> Übungsaufgabe: Wandle die Zeilen aller folgenden Einträge in eine JSON-Liste von Zeichenketten um. Jede Zeile wird zu genau einer Zeichenkette, und Leerzeilen fallen weg.
_ _ _ _ _
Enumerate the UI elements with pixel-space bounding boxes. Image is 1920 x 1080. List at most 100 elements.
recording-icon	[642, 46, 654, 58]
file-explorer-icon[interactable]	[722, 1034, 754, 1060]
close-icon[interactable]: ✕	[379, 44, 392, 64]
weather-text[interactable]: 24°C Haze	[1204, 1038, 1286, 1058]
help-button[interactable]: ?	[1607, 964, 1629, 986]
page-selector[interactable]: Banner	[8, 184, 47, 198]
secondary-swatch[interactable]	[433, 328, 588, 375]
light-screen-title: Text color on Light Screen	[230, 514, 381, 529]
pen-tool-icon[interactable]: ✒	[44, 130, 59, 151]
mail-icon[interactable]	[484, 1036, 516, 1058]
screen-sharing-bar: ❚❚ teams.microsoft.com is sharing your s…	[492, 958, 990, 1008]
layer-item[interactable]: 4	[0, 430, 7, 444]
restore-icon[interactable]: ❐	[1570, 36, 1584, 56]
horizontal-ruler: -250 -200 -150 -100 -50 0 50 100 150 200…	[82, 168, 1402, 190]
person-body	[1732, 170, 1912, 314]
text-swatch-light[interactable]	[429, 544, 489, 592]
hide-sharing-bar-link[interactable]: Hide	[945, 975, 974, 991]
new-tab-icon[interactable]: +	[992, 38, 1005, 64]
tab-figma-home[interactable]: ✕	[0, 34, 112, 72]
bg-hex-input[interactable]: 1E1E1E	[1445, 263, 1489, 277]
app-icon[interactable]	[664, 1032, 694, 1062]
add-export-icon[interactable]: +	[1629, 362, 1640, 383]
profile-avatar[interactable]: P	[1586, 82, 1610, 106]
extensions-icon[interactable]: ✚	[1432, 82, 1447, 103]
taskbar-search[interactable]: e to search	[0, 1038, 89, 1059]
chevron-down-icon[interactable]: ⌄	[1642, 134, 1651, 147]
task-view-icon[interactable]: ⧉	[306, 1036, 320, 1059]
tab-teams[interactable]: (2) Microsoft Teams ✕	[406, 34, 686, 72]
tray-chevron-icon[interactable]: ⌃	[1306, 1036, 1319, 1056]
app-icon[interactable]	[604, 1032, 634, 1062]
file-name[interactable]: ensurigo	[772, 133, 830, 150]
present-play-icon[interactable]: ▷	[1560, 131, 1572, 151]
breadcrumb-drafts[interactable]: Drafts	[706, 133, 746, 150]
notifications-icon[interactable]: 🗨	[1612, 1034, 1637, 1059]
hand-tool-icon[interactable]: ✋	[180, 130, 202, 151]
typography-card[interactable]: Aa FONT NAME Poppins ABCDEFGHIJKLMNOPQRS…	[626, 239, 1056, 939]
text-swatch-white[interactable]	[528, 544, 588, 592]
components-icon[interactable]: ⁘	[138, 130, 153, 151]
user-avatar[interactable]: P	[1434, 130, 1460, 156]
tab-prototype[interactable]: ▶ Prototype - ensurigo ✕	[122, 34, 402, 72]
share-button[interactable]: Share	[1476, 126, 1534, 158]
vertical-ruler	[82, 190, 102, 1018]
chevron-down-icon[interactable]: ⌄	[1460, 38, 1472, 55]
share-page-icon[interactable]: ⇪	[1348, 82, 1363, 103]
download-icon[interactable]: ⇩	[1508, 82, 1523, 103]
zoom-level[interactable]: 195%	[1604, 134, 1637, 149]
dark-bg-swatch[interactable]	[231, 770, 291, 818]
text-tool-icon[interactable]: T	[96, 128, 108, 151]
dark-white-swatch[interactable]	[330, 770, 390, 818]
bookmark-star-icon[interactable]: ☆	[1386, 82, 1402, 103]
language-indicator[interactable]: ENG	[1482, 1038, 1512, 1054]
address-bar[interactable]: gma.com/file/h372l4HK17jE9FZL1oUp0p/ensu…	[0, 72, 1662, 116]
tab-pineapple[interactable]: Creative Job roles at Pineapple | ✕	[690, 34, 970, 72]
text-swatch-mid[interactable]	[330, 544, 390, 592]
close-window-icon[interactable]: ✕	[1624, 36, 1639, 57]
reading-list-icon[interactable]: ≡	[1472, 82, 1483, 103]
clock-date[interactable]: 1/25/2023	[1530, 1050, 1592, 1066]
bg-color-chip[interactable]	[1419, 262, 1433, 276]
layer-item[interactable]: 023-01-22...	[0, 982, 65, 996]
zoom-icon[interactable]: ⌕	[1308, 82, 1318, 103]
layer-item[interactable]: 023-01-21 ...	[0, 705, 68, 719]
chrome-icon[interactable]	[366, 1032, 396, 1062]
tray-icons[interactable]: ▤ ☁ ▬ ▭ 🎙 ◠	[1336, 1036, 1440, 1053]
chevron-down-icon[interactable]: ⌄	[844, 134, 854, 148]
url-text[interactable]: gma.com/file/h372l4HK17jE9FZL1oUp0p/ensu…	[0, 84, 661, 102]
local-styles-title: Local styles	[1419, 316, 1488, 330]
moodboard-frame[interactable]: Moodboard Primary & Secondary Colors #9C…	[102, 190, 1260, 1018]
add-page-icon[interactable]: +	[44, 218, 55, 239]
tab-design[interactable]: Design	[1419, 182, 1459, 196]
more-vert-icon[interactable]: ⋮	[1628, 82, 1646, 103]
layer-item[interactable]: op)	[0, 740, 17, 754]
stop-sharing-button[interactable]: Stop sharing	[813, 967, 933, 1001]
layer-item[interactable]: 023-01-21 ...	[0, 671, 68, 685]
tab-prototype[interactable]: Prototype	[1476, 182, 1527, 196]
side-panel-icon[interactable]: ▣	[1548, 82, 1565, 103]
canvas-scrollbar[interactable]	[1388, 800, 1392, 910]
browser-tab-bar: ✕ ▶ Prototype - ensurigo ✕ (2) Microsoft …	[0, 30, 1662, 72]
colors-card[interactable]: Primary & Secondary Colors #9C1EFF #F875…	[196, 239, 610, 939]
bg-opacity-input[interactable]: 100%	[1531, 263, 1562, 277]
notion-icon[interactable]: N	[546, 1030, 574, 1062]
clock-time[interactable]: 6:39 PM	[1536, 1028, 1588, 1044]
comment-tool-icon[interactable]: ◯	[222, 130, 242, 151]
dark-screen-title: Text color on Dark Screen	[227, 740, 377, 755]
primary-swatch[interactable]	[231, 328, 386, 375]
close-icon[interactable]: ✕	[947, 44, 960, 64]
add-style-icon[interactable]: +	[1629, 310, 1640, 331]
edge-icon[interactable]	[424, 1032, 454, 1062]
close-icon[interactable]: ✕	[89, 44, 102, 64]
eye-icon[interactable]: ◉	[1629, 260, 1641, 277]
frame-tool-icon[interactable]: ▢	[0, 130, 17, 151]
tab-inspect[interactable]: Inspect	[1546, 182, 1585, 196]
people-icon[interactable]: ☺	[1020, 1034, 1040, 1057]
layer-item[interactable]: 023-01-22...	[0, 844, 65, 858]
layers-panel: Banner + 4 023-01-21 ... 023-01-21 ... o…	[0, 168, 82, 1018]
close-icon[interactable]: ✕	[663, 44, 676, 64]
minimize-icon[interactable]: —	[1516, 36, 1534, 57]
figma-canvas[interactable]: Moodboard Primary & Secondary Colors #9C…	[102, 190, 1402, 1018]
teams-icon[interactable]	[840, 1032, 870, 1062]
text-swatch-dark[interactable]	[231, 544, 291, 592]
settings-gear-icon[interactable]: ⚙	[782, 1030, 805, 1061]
_ _ _ _ _
> Vollständige Antwort:
[
  "Enumerate the UI elements with pixel-space bounding boxes. Image is 1920 x 1080. List at most 100 elements.",
  "recording-icon\t[642, 46, 654, 58]",
  "file-explorer-icon[interactable]\t[722, 1034, 754, 1060]",
  "close-icon[interactable]: ✕\t[379, 44, 392, 64]",
  "weather-text[interactable]: 24°C Haze\t[1204, 1038, 1286, 1058]",
  "help-button[interactable]: ?\t[1607, 964, 1629, 986]",
  "page-selector[interactable]: Banner\t[8, 184, 47, 198]",
  "secondary-swatch[interactable]\t[433, 328, 588, 375]",
  "light-screen-title: Text color on Light Screen\t[230, 514, 381, 529]",
  "pen-tool-icon[interactable]: ✒\t[44, 130, 59, 151]",
  "mail-icon[interactable]\t[484, 1036, 516, 1058]",
  "screen-sharing-bar: ❚❚ teams.microsoft.com is sharing your s…\t[492, 958, 990, 1008]",
  "layer-item[interactable]: 4\t[0, 430, 7, 444]",
  "restore-icon[interactable]: ❐\t[1570, 36, 1584, 56]",
  "horizontal-ruler: -250 -200 -150 -100 -50 0 50 100 150 200…\t[82, 168, 1402, 190]",
  "person-body\t[1732, 170, 1912, 314]",
  "text-swatch-light[interactable]\t[429, 544, 489, 592]",
  "hide-sharing-bar-link[interactable]: Hide\t[945, 975, 974, 991]",
  "new-tab-icon[interactable]: +\t[992, 38, 1005, 64]",
  "tab-figma-home[interactable]: ✕\t[0, 34, 112, 72]",
  "bg-hex-input[interactable]: 1E1E1E\t[1445, 263, 1489, 277]",
  "app-icon[interactable]\t[664, 1032, 694, 1062]",
  "add-export-icon[interactable]: +\t[1629, 362, 1640, 383]",
  "profile-avatar[interactable]: P\t[1586, 82, 1610, 106]",
  "extensions-icon[interactable]: ✚\t[1432, 82, 1447, 103]",
  "taskbar-search[interactable]: e to search\t[0, 1038, 89, 1059]",
  "chevron-down-icon[interactable]: ⌄\t[1642, 134, 1651, 147]",
  "task-view-icon[interactable]: ⧉\t[306, 1036, 320, 1059]",
  "tab-teams[interactable]: (2) Microsoft Teams ✕\t[406, 34, 686, 72]",
  "tray-chevron-icon[interactable]: ⌃\t[1306, 1036, 1319, 1056]",
  "app-icon[interactable]\t[604, 1032, 634, 1062]",
  "file-name[interactable]: ensurigo\t[772, 133, 830, 150]",
  "present-play-icon[interactable]: ▷\t[1560, 131, 1572, 151]",
  "breadcrumb-drafts[interactable]: Drafts\t[706, 133, 746, 150]",
  "notifications-icon[interactable]: 🗨\t[1612, 1034, 1637, 1059]",
  "hand-tool-icon[interactable]: ✋\t[180, 130, 202, 151]",
  "typography-card[interactable]: Aa FONT NAME Poppins ABCDEFGHIJKLMNOPQRS…\t[626, 239, 1056, 939]",
  "text-swatch-white[interactable]\t[528, 544, 588, 592]",
  "components-icon[interactable]: ⁘\t[138, 130, 153, 151]",
  "user-avatar[interactable]: P\t[1434, 130, 1460, 156]",
  "tab-prototype[interactable]: ▶ Prototype - ensurigo ✕\t[122, 34, 402, 72]",
  "share-button[interactable]: Share\t[1476, 126, 1534, 158]",
  "vertical-ruler\t[82, 190, 102, 1018]",
  "chevron-down-icon[interactable]: ⌄\t[1460, 38, 1472, 55]",
  "share-page-icon[interactable]: ⇪\t[1348, 82, 1363, 103]",
  "download-icon[interactable]: ⇩\t[1508, 82, 1523, 103]",
  "zoom-level[interactable]: 195%\t[1604, 134, 1637, 149]",
  "dark-bg-swatch[interactable]\t[231, 770, 291, 818]",
  "text-tool-icon[interactable]: T\t[96, 128, 108, 151]",
  "dark-white-swatch[interactable]\t[330, 770, 390, 818]",
  "bookmark-star-icon[interactable]: ☆\t[1386, 82, 1402, 103]",
  "language-indicator[interactable]: ENG\t[1482, 1038, 1512, 1054]",
  "address-bar[interactable]: gma.com/file/h372l4HK17jE9FZL1oUp0p/ensu…\t[0, 72, 1662, 116]",
  "tab-pineapple[interactable]: Creative Job roles at Pineapple | ✕\t[690, 34, 970, 72]",
  "text-swatch-mid[interactable]\t[330, 544, 390, 592]",
  "close-window-icon[interactable]: ✕\t[1624, 36, 1639, 57]",
  "reading-list-icon[interactable]: ≡\t[1472, 82, 1483, 103]",
  "clock-date[interactable]: 1/25/2023\t[1530, 1050, 1592, 1066]",
  "bg-color-chip[interactable]\t[1419, 262, 1433, 276]",
  "layer-item[interactable]: 023-01-22...\t[0, 982, 65, 996]",
  "zoom-icon[interactable]: ⌕\t[1308, 82, 1318, 103]",
  "layer-item[interactable]: 023-01-21 ...\t[0, 705, 68, 719]",
  "chrome-icon[interactable]\t[366, 1032, 396, 1062]",
  "tray-icons[interactable]: ▤ ☁ ▬ ▭ 🎙 ◠\t[1336, 1036, 1440, 1053]",
  "chevron-down-icon[interactable]: ⌄\t[844, 134, 854, 148]",
  "url-text[interactable]: gma.com/file/h372l4HK17jE9FZL1oUp0p/ensu…\t[0, 84, 661, 102]",
  "local-styles-title: Local styles\t[1419, 316, 1488, 330]",
  "moodboard-frame[interactable]: Moodboard Primary & Secondary Colors #9C…\t[102, 190, 1260, 1018]",
  "add-page-icon[interactable]: +\t[44, 218, 55, 239]",
  "tab-design[interactable]: Design\t[1419, 182, 1459, 196]",
  "more-vert-icon[interactable]: ⋮\t[1628, 82, 1646, 103]",
  "layer-item[interactable]: op)\t[0, 740, 17, 754]",
  "stop-sharing-button[interactable]: Stop sharing\t[813, 967, 933, 1001]",
  "layer-item[interactable]: 023-01-21 ...\t[0, 671, 68, 685]",
  "tab-prototype[interactable]: Prototype\t[1476, 182, 1527, 196]",
  "side-panel-icon[interactable]: ▣\t[1548, 82, 1565, 103]",
  "canvas-scrollbar[interactable]\t[1388, 800, 1392, 910]",
  "browser-tab-bar: ✕ ▶ Prototype - ensurigo ✕ (2) Microsoft …\t[0, 30, 1662, 72]",
  "colors-card[interactable]: Primary & Secondary Colors #9C1EFF #F875…\t[196, 239, 610, 939]",
  "bg-opacity-input[interactable]: 100%\t[1531, 263, 1562, 277]",
  "notion-icon[interactable]: N\t[546, 1030, 574, 1062]",
  "clock-time[interactable]: 6:39 PM\t[1536, 1028, 1588, 1044]",
  "comment-tool-icon[interactable]: ◯\t[222, 130, 242, 151]",
  "dark-screen-title: Text color on Dark Screen\t[227, 740, 377, 755]",
  "primary-swatch[interactable]\t[231, 328, 386, 375]",
  "close-icon[interactable]: ✕\t[947, 44, 960, 64]",
  "add-style-icon[interactable]: +\t[1629, 310, 1640, 331]",
  "edge-icon[interactable]\t[424, 1032, 454, 1062]",
  "close-icon[interactable]: ✕\t[89, 44, 102, 64]",
  "eye-icon[interactable]: ◉\t[1629, 260, 1641, 277]",
  "frame-tool-icon[interactable]: ▢\t[0, 130, 17, 151]",
  "tab-inspect[interactable]: Inspect\t[1546, 182, 1585, 196]",
  "people-icon[interactable]: ☺\t[1020, 1034, 1040, 1057]",
  "layer-item[interactable]: 023-01-22...\t[0, 844, 65, 858]",
  "layers-panel: Banner + 4 023-01-21 ... 023-01-21 ... o…\t[0, 168, 82, 1018]",
  "close-icon[interactable]: ✕\t[663, 44, 676, 64]",
  "minimize-icon[interactable]: —\t[1516, 36, 1534, 57]",
  "figma-canvas[interactable]: Moodboard Primary & Secondary Colors #9C…\t[102, 190, 1402, 1018]",
  "teams-icon[interactable]\t[840, 1032, 870, 1062]",
  "text-swatch-dark[interactable]\t[231, 544, 291, 592]",
  "settings-gear-icon[interactable]: ⚙\t[782, 1030, 805, 1061]"
]